Raw records:
* start *

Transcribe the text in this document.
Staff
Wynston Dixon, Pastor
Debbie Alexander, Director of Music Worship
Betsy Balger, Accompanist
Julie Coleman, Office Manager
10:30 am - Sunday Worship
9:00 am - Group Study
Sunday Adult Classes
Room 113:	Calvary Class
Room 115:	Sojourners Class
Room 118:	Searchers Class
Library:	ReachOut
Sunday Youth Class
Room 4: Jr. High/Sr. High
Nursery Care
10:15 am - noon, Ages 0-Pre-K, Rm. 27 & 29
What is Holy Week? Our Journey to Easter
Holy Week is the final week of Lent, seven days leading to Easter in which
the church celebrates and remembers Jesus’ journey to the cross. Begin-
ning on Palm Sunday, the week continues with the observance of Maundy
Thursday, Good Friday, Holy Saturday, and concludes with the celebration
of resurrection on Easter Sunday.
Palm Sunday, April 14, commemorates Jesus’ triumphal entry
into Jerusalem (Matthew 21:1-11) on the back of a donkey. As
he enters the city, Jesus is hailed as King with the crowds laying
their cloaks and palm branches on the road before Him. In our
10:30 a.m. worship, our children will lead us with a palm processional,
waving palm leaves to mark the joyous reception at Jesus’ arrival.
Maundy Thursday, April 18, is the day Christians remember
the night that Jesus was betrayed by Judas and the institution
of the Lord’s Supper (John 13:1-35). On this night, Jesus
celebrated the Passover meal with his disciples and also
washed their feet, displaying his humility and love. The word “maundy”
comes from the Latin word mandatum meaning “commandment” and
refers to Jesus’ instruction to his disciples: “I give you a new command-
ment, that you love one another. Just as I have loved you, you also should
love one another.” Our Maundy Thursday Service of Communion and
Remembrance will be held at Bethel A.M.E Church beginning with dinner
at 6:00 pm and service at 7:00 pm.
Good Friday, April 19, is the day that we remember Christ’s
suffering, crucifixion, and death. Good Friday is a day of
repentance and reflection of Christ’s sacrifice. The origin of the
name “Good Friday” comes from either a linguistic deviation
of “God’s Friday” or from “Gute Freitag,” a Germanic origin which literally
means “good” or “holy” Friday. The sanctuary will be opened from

* end *

=== Exercise directions ===
Filter the records above and return every line that holds the word "comes".

=== Full solution ===
comes from the Latin word mandatum meaning “commandment” and
name “Good Friday” comes from either a linguistic deviation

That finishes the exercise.